(Dataset records)

§

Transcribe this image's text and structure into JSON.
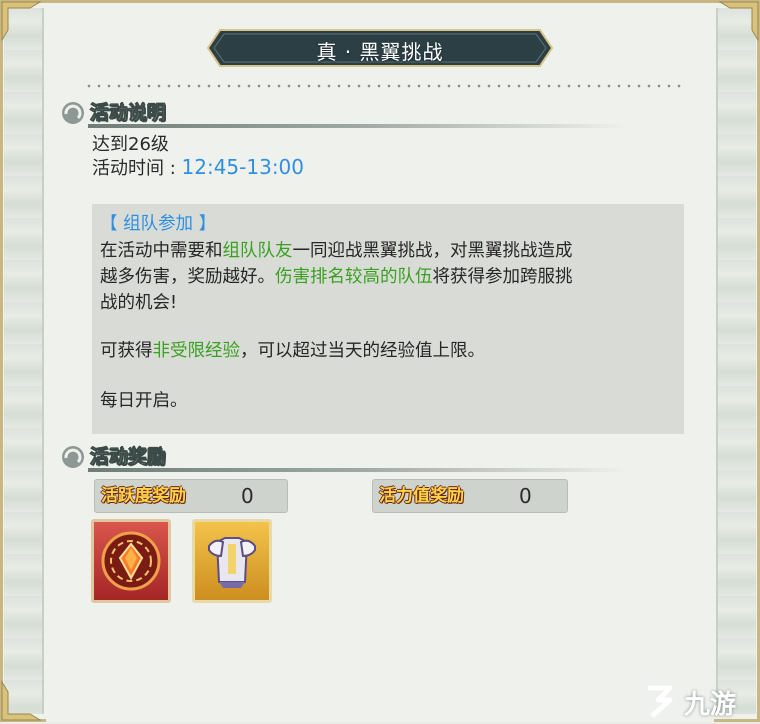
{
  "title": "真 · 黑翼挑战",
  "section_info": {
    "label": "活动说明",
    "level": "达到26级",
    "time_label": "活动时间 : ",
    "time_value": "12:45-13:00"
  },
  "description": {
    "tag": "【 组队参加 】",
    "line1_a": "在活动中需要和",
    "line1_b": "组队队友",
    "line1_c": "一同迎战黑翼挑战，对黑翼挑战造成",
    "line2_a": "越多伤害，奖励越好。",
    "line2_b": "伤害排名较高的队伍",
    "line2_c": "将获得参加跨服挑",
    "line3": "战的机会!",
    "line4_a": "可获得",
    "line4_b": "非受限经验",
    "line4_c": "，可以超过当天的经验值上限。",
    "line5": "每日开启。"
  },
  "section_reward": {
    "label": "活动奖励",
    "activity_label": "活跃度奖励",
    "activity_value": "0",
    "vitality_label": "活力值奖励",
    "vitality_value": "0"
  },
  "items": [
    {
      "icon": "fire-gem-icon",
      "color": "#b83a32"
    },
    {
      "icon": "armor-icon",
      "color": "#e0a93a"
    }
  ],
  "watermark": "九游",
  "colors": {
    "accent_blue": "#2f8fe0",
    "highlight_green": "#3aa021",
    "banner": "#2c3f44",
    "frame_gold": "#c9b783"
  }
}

§

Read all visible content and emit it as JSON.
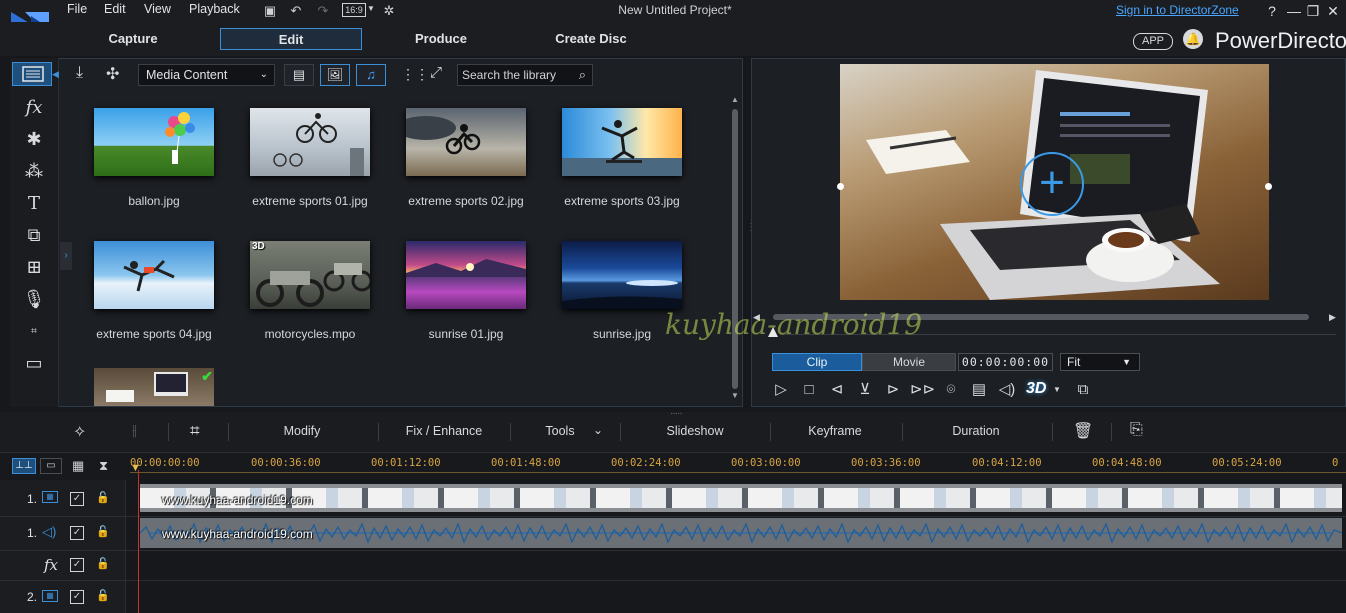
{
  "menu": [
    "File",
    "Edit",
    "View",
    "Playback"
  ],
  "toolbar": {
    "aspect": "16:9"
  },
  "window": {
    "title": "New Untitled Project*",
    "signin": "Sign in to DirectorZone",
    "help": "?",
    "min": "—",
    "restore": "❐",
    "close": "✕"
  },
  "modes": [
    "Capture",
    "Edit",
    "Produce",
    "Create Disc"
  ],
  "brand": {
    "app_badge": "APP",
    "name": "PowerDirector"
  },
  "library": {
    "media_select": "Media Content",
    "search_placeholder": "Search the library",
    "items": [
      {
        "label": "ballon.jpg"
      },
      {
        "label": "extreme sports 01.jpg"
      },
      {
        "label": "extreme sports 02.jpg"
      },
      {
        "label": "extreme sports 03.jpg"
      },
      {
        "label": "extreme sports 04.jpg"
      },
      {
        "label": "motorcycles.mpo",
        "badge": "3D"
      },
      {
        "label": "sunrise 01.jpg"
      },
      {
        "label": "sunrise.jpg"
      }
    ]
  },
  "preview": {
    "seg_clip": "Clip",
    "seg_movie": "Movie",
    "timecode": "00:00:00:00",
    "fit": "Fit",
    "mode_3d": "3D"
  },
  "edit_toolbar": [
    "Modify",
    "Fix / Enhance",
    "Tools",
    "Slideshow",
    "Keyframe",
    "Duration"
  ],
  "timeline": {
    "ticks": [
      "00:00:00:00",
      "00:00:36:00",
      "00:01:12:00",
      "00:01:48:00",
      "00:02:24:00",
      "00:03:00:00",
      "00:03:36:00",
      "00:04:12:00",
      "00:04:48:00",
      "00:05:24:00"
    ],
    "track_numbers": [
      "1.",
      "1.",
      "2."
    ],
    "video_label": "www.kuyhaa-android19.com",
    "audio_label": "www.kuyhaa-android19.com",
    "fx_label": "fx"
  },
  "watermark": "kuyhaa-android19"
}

§

• What is being asked: Pick out the lines containing the string "watermark" and show them.

• Result:
  "watermark": "九游",
  "watermark": "kuyhaa-android19"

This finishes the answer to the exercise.